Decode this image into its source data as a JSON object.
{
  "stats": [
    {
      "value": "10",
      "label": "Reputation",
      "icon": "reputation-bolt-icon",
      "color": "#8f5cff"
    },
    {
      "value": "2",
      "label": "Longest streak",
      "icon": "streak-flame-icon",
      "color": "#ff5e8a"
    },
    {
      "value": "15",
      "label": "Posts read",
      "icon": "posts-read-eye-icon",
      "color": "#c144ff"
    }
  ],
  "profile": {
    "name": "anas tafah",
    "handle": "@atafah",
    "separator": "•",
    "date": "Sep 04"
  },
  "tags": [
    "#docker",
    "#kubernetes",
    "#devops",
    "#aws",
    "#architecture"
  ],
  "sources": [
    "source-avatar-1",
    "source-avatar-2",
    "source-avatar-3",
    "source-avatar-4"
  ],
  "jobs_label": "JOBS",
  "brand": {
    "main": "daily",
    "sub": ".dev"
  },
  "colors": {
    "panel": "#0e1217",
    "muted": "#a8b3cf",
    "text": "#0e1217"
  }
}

_ _ _ _ _ _ _

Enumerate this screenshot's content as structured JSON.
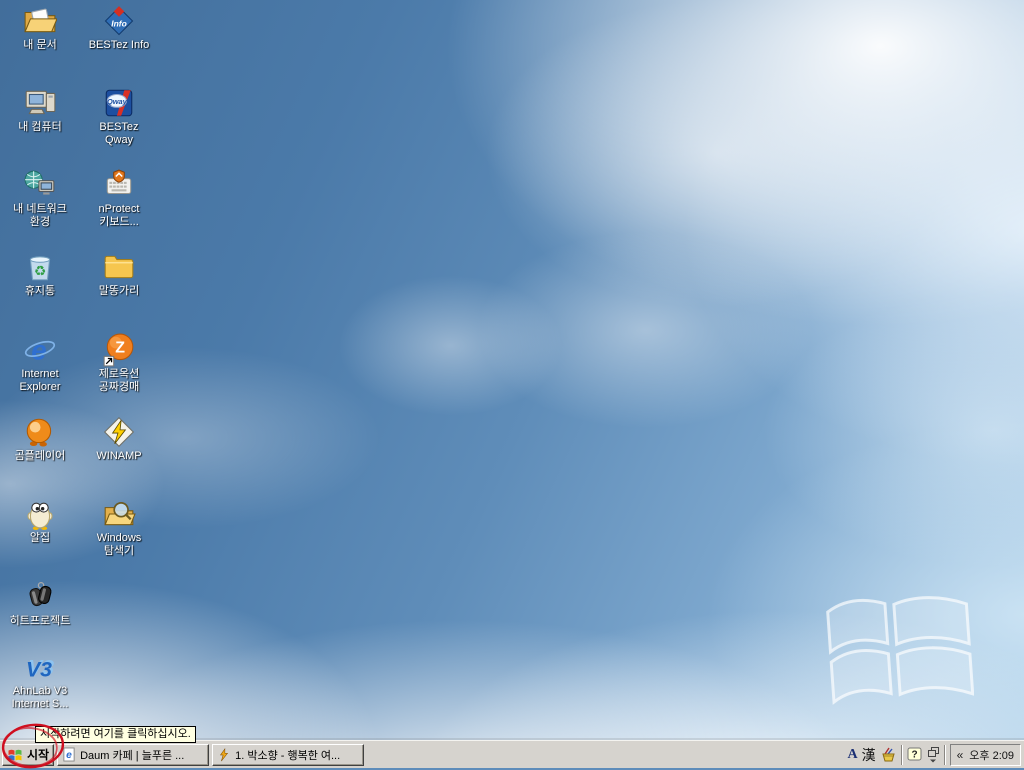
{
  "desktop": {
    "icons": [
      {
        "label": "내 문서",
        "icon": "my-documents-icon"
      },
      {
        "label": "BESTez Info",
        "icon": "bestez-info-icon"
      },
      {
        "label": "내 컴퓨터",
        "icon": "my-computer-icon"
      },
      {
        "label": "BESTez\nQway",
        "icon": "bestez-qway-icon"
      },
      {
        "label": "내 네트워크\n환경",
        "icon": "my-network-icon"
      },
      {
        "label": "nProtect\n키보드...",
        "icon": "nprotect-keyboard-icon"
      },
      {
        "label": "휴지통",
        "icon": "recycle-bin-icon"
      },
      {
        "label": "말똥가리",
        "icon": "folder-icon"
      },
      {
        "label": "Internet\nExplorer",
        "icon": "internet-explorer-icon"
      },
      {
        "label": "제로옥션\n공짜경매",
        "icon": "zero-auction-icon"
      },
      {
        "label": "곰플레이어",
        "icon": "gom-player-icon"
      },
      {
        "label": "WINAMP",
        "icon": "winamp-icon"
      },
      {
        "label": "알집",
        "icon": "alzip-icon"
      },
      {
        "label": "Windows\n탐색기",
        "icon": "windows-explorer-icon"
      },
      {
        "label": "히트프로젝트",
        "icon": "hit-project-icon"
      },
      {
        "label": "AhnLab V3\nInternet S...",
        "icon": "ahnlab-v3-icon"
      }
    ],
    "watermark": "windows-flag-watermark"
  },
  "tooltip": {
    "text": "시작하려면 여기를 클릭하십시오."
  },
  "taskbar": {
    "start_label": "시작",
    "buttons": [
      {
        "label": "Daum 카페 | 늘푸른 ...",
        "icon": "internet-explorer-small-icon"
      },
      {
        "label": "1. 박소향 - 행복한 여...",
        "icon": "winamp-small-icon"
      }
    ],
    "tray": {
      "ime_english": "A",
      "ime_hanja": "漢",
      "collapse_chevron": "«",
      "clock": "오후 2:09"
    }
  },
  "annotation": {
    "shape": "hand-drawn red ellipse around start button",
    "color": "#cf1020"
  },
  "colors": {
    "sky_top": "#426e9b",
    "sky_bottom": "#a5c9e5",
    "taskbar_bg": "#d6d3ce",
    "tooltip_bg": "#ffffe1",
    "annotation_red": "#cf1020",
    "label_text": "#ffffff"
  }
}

_ _ _ _ _ _ _

Give every line of the material that includes the string "this".

Decode this image into its source data as a JSON object.
Enumerate this screenshot's content as structured JSON.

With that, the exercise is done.